(Stored records)

** Start **

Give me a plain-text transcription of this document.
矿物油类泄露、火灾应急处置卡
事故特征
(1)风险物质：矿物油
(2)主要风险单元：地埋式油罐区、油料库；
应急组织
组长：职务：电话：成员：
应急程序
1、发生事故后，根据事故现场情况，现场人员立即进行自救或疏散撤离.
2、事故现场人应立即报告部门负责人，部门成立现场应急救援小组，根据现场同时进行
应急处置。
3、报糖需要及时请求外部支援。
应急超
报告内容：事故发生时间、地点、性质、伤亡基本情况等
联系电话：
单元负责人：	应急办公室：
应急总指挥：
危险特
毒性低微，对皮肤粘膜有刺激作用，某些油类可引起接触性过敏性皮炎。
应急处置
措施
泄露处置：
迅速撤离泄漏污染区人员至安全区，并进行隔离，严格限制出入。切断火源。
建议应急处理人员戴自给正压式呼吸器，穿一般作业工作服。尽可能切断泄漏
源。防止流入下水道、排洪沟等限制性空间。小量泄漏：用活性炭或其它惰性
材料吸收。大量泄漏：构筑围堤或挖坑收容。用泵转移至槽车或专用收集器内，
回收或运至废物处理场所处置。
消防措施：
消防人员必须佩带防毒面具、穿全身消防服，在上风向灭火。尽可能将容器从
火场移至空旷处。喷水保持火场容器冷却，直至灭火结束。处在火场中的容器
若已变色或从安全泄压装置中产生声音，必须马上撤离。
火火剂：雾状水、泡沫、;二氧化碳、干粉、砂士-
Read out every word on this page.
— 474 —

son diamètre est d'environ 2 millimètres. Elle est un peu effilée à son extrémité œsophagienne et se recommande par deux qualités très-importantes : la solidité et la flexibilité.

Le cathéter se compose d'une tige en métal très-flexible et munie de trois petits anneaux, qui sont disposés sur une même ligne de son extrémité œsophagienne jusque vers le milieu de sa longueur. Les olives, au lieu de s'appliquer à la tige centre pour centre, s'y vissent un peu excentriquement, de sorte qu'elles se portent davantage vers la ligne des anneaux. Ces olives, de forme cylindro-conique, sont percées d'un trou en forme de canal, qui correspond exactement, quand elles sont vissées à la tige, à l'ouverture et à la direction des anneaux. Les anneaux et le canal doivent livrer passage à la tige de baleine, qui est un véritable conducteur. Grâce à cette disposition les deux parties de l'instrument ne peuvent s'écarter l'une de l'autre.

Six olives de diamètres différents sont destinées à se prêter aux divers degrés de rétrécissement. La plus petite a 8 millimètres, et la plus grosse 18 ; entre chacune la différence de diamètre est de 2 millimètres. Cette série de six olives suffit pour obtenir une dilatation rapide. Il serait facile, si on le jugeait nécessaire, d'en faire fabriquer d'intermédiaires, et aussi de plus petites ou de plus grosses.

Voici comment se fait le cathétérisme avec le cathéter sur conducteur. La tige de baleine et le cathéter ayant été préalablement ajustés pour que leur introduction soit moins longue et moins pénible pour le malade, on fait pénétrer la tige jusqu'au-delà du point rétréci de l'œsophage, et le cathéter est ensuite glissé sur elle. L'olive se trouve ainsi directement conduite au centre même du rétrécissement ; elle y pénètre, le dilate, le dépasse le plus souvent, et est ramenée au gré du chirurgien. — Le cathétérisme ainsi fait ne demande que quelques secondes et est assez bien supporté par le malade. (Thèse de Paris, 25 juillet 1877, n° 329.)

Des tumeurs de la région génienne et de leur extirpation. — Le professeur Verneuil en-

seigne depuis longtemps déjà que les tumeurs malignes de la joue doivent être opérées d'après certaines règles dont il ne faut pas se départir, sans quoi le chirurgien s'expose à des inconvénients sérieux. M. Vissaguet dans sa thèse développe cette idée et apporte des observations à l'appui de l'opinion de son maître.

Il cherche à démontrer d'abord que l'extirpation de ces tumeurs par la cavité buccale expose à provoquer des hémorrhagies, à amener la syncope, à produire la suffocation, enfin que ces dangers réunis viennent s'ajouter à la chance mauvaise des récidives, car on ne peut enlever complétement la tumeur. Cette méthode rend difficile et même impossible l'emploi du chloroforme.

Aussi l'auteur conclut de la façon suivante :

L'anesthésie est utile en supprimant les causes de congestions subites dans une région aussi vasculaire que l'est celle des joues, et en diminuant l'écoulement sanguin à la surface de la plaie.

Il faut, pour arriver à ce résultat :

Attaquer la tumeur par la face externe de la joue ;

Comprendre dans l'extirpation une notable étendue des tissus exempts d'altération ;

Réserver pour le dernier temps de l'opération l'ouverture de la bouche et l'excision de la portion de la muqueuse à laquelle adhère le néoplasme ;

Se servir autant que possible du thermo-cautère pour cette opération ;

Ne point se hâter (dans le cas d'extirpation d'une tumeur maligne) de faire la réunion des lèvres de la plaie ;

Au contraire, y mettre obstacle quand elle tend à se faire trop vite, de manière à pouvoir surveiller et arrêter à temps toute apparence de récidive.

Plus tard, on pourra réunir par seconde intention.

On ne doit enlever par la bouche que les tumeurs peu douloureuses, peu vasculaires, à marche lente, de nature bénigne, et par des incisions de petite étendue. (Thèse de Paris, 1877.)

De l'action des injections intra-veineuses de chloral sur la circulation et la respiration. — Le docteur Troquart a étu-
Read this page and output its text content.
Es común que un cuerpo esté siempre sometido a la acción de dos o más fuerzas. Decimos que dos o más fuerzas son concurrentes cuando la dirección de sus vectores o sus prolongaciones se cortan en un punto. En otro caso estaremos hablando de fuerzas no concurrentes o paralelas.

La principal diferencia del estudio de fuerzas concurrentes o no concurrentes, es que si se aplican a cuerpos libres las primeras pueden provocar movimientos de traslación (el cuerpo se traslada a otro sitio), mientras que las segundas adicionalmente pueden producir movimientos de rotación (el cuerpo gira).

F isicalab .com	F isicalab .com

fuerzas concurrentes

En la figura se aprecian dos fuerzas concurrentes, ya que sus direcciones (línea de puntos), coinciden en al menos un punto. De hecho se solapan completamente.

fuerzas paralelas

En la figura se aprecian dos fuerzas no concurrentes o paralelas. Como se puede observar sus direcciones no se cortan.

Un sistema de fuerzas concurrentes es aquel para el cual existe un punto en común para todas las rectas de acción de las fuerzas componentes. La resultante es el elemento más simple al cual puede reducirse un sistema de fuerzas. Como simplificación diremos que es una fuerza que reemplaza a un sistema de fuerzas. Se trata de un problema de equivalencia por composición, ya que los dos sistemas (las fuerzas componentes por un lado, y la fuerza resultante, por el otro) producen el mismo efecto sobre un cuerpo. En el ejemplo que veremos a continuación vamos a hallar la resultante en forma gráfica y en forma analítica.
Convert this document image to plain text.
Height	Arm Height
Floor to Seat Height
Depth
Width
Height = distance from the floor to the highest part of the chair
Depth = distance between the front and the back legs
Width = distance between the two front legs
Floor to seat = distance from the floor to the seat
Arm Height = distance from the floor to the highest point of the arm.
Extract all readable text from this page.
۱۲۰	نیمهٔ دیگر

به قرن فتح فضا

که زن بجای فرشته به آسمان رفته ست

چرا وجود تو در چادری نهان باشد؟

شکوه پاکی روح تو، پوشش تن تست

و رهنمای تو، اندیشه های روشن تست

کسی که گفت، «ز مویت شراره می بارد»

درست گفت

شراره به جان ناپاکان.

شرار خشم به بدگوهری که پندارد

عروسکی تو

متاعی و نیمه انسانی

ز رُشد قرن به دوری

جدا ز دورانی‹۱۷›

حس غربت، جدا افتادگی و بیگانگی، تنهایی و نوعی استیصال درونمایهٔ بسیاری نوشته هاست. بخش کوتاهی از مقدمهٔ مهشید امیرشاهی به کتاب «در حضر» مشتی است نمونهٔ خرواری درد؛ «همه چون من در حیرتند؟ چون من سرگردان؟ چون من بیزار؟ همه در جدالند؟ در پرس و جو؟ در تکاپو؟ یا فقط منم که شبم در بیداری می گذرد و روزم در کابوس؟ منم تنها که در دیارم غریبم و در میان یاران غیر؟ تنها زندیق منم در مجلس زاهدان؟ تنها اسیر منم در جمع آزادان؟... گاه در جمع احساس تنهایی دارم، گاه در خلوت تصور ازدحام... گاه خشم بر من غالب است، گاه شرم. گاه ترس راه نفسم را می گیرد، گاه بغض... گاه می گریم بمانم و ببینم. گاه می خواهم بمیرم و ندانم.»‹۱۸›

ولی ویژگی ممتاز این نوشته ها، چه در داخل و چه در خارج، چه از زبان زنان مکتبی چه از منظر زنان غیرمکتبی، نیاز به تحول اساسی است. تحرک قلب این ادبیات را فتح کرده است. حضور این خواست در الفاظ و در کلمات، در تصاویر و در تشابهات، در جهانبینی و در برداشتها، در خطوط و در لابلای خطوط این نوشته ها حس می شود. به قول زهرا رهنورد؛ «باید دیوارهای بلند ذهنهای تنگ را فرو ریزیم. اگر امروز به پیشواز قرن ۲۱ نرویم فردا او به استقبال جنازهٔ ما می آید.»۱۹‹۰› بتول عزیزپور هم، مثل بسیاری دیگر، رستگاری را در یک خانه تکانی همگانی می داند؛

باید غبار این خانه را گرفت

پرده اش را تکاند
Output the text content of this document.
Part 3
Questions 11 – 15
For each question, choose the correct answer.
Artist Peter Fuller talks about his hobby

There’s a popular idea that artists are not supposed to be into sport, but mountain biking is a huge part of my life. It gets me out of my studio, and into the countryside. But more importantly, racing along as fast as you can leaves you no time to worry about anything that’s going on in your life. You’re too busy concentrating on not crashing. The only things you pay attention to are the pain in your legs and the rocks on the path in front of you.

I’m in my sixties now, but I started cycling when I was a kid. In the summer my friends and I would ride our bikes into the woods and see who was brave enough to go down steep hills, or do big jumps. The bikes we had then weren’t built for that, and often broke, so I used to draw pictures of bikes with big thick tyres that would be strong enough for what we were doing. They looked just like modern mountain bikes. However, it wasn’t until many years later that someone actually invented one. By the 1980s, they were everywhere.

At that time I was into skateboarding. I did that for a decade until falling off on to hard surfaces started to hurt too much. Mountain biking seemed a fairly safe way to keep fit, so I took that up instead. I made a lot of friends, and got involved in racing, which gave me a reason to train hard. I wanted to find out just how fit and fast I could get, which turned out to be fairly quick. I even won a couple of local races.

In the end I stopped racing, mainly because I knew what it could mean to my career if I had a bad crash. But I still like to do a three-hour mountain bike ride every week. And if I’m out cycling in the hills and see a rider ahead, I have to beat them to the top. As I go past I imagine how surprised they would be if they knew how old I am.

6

** End **

Short exercise
Copy out every line from the data above that has "cycling" in it.

Full solution
I’m in my sixties now, but I started cycling when I was a kid. In the summer my friends and I would ride our bikes into the woods and see who was brave enough to go down steep hills, or do big jumps. The bikes we had then weren’t built for that, and often broke, so I used to draw pictures of bikes with big thick tyres that would be strong enough for what we were doing. They looked just like modern mountain bikes. However, it wasn’t until many years later that someone actually invented one. By the 1980s, they were everywhere.
In the end I stopped racing, mainly because I knew what it could mean to my career if I had a bad crash. But I still like to do a three-hour mountain bike ride every week. And if I’m out cycling in the hills and see a rider ahead, I have to beat them to the top. As I go past I imagine how surprised they would be if they knew how old I am.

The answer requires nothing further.